### Dataset records ###

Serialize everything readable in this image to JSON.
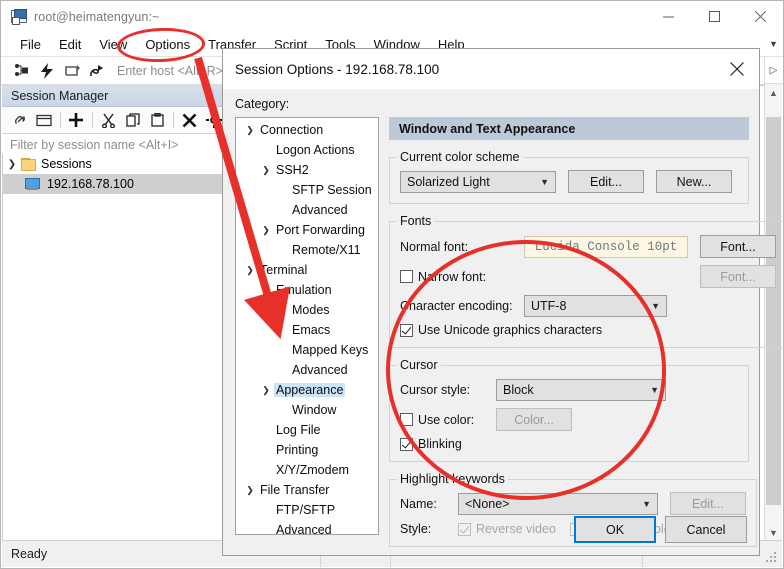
{
  "window": {
    "title": "root@heimatengyun:~",
    "icon": "securecrt-icon",
    "minimize": "minimize-icon",
    "maximize": "maximize-icon",
    "close": "close-icon"
  },
  "menubar": {
    "items": [
      "File",
      "Edit",
      "View",
      "Options",
      "Transfer",
      "Script",
      "Tools",
      "Window",
      "Help"
    ]
  },
  "toolbar": {
    "icons": [
      "connect-icon",
      "quick-connect-icon",
      "reconnect-icon",
      "connect-sftp-icon"
    ],
    "host_placeholder": "Enter host <Alt+R>"
  },
  "session_manager": {
    "header": "Session Manager",
    "toolbar_icons": [
      "link-icon",
      "new-tab-icon",
      "add-icon",
      "cut-icon",
      "copy-icon",
      "paste-icon",
      "delete-icon",
      "properties-icon"
    ],
    "filter_placeholder": "Filter by session name <Alt+I>",
    "tree": [
      {
        "label": "Sessions",
        "icon": "folder-icon",
        "expanded": true,
        "level": 0,
        "selected": false
      },
      {
        "label": "192.168.78.100",
        "icon": "host-icon",
        "expanded": false,
        "level": 1,
        "selected": true
      }
    ]
  },
  "statusbar": {
    "text": "Ready"
  },
  "dialog": {
    "title": "Session Options - 192.168.78.100",
    "close": "close-icon",
    "category_label": "Category:",
    "categories": [
      {
        "label": "Connection",
        "indent": 0,
        "chevron": "v",
        "selected": false
      },
      {
        "label": "Logon Actions",
        "indent": 1,
        "chevron": "",
        "selected": false
      },
      {
        "label": "SSH2",
        "indent": 1,
        "chevron": "v",
        "selected": false
      },
      {
        "label": "SFTP Session",
        "indent": 2,
        "chevron": "",
        "selected": false
      },
      {
        "label": "Advanced",
        "indent": 2,
        "chevron": "",
        "selected": false
      },
      {
        "label": "Port Forwarding",
        "indent": 1,
        "chevron": "v",
        "selected": false
      },
      {
        "label": "Remote/X11",
        "indent": 2,
        "chevron": "",
        "selected": false
      },
      {
        "label": "Terminal",
        "indent": 0,
        "chevron": "v",
        "selected": false
      },
      {
        "label": "Emulation",
        "indent": 1,
        "chevron": "v",
        "selected": false
      },
      {
        "label": "Modes",
        "indent": 2,
        "chevron": "",
        "selected": false
      },
      {
        "label": "Emacs",
        "indent": 2,
        "chevron": "",
        "selected": false
      },
      {
        "label": "Mapped Keys",
        "indent": 2,
        "chevron": "",
        "selected": false
      },
      {
        "label": "Advanced",
        "indent": 2,
        "chevron": "",
        "selected": false
      },
      {
        "label": "Appearance",
        "indent": 1,
        "chevron": "v",
        "selected": true
      },
      {
        "label": "Window",
        "indent": 2,
        "chevron": "",
        "selected": false
      },
      {
        "label": "Log File",
        "indent": 1,
        "chevron": "",
        "selected": false
      },
      {
        "label": "Printing",
        "indent": 1,
        "chevron": "",
        "selected": false
      },
      {
        "label": "X/Y/Zmodem",
        "indent": 1,
        "chevron": "",
        "selected": false
      },
      {
        "label": "File Transfer",
        "indent": 0,
        "chevron": "v",
        "selected": false
      },
      {
        "label": "FTP/SFTP",
        "indent": 1,
        "chevron": "",
        "selected": false
      },
      {
        "label": "Advanced",
        "indent": 1,
        "chevron": "",
        "selected": false
      }
    ],
    "pane_title": "Window and Text Appearance",
    "color_scheme": {
      "legend": "Current color scheme",
      "value": "Solarized Light",
      "edit_button": "Edit...",
      "new_button": "New..."
    },
    "fonts": {
      "legend": "Fonts",
      "normal_font_label": "Normal font:",
      "normal_font_value": "Lucida Console 10pt",
      "normal_font_button": "Font...",
      "narrow_font_label": "Narrow font:",
      "narrow_font_checked": false,
      "narrow_font_button": "Font...",
      "encoding_label": "Character encoding:",
      "encoding_value": "UTF-8",
      "unicode_graphics_label": "Use Unicode graphics characters",
      "unicode_graphics_checked": true
    },
    "cursor": {
      "legend": "Cursor",
      "style_label": "Cursor style:",
      "style_value": "Block",
      "use_color_label": "Use color:",
      "use_color_checked": false,
      "color_button": "Color...",
      "blinking_label": "Blinking",
      "blinking_checked": true
    },
    "highlight": {
      "legend": "Highlight keywords",
      "name_label": "Name:",
      "name_value": "<None>",
      "edit_button": "Edit...",
      "style_label": "Style:",
      "reverse_video_label": "Reverse video",
      "reverse_video_checked": true,
      "bold_label": "Bold",
      "bold_checked": false,
      "color_label": "Color",
      "color_checked": false
    },
    "ok_button": "OK",
    "cancel_button": "Cancel"
  },
  "annotations": {
    "accent_color": "#e8302b",
    "shapes": [
      "ellipse-around-options-menu",
      "arrow-to-appearance-category",
      "ellipse-around-cursor-settings"
    ]
  }
}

###

Written exercise
Each line in the records above should be reproduced exactly; images are not copied.

Complete output
Serialize everything readable in this image to JSON.
{
  "window": {
    "title": "root@heimatengyun:~",
    "icon": "securecrt-icon",
    "minimize": "minimize-icon",
    "maximize": "maximize-icon",
    "close": "close-icon"
  },
  "menubar": {
    "items": [
      "File",
      "Edit",
      "View",
      "Options",
      "Transfer",
      "Script",
      "Tools",
      "Window",
      "Help"
    ]
  },
  "toolbar": {
    "icons": [
      "connect-icon",
      "quick-connect-icon",
      "reconnect-icon",
      "connect-sftp-icon"
    ],
    "host_placeholder": "Enter host <Alt+R>"
  },
  "session_manager": {
    "header": "Session Manager",
    "toolbar_icons": [
      "link-icon",
      "new-tab-icon",
      "add-icon",
      "cut-icon",
      "copy-icon",
      "paste-icon",
      "delete-icon",
      "properties-icon"
    ],
    "filter_placeholder": "Filter by session name <Alt+I>",
    "tree": [
      {
        "label": "Sessions",
        "icon": "folder-icon",
        "expanded": true,
        "level": 0,
        "selected": false
      },
      {
        "label": "192.168.78.100",
        "icon": "host-icon",
        "expanded": false,
        "level": 1,
        "selected": true
      }
    ]
  },
  "statusbar": {
    "text": "Ready"
  },
  "dialog": {
    "title": "Session Options - 192.168.78.100",
    "close": "close-icon",
    "category_label": "Category:",
    "categories": [
      {
        "label": "Connection",
        "indent": 0,
        "chevron": "v",
        "selected": false
      },
      {
        "label": "Logon Actions",
        "indent": 1,
        "chevron": "",
        "selected": false
      },
      {
        "label": "SSH2",
        "indent": 1,
        "chevron": "v",
        "selected": false
      },
      {
        "label": "SFTP Session",
        "indent": 2,
        "chevron": "",
        "selected": false
      },
      {
        "label": "Advanced",
        "indent": 2,
        "chevron": "",
        "selected": false
      },
      {
        "label": "Port Forwarding",
        "indent": 1,
        "chevron": "v",
        "selected": false
      },
      {
        "label": "Remote/X11",
        "indent": 2,
        "chevron": "",
        "selected": false
      },
      {
        "label": "Terminal",
        "indent": 0,
        "chevron": "v",
        "selected": false
      },
      {
        "label": "Emulation",
        "indent": 1,
        "chevron": "v",
        "selected": false
      },
      {
        "label": "Modes",
        "indent": 2,
        "chevron": "",
        "selected": false
      },
      {
        "label": "Emacs",
        "indent": 2,
        "chevron": "",
        "selected": false
      },
      {
        "label": "Mapped Keys",
        "indent": 2,
        "chevron": "",
        "selected": false
      },
      {
        "label": "Advanced",
        "indent": 2,
        "chevron": "",
        "selected": false
      },
      {
        "label": "Appearance",
        "indent": 1,
        "chevron": "v",
        "selected": true
      },
      {
        "label": "Window",
        "indent": 2,
        "chevron": "",
        "selected": false
      },
      {
        "label": "Log File",
        "indent": 1,
        "chevron": "",
        "selected": false
      },
      {
        "label": "Printing",
        "indent": 1,
        "chevron": "",
        "selected": false
      },
      {
        "label": "X/Y/Zmodem",
        "indent": 1,
        "chevron": "",
        "selected": false
      },
      {
        "label": "File Transfer",
        "indent": 0,
        "chevron": "v",
        "selected": false
      },
      {
        "label": "FTP/SFTP",
        "indent": 1,
        "chevron": "",
        "selected": false
      },
      {
        "label": "Advanced",
        "indent": 1,
        "chevron": "",
        "selected": false
      }
    ],
    "pane_title": "Window and Text Appearance",
    "color_scheme": {
      "legend": "Current color scheme",
      "value": "Solarized Light",
      "edit_button": "Edit...",
      "new_button": "New..."
    },
    "fonts": {
      "legend": "Fonts",
      "normal_font_label": "Normal font:",
      "normal_font_value": "Lucida Console 10pt",
      "normal_font_button": "Font...",
      "narrow_font_label": "Narrow font:",
      "narrow_font_checked": false,
      "narrow_font_button": "Font...",
      "encoding_label": "Character encoding:",
      "encoding_value": "UTF-8",
      "unicode_graphics_label": "Use Unicode graphics characters",
      "unicode_graphics_checked": true
    },
    "cursor": {
      "legend": "Cursor",
      "style_label": "Cursor style:",
      "style_value": "Block",
      "use_color_label": "Use color:",
      "use_color_checked": false,
      "color_button": "Color...",
      "blinking_label": "Blinking",
      "blinking_checked": true
    },
    "highlight": {
      "legend": "Highlight keywords",
      "name_label": "Name:",
      "name_value": "<None>",
      "edit_button": "Edit...",
      "style_label": "Style:",
      "reverse_video_label": "Reverse video",
      "reverse_video_checked": true,
      "bold_label": "Bold",
      "bold_checked": false,
      "color_label": "Color",
      "color_checked": false
    },
    "ok_button": "OK",
    "cancel_button": "Cancel"
  },
  "annotations": {
    "accent_color": "#e8302b",
    "shapes": [
      "ellipse-around-options-menu",
      "arrow-to-appearance-category",
      "ellipse-around-cursor-settings"
    ]
  }
}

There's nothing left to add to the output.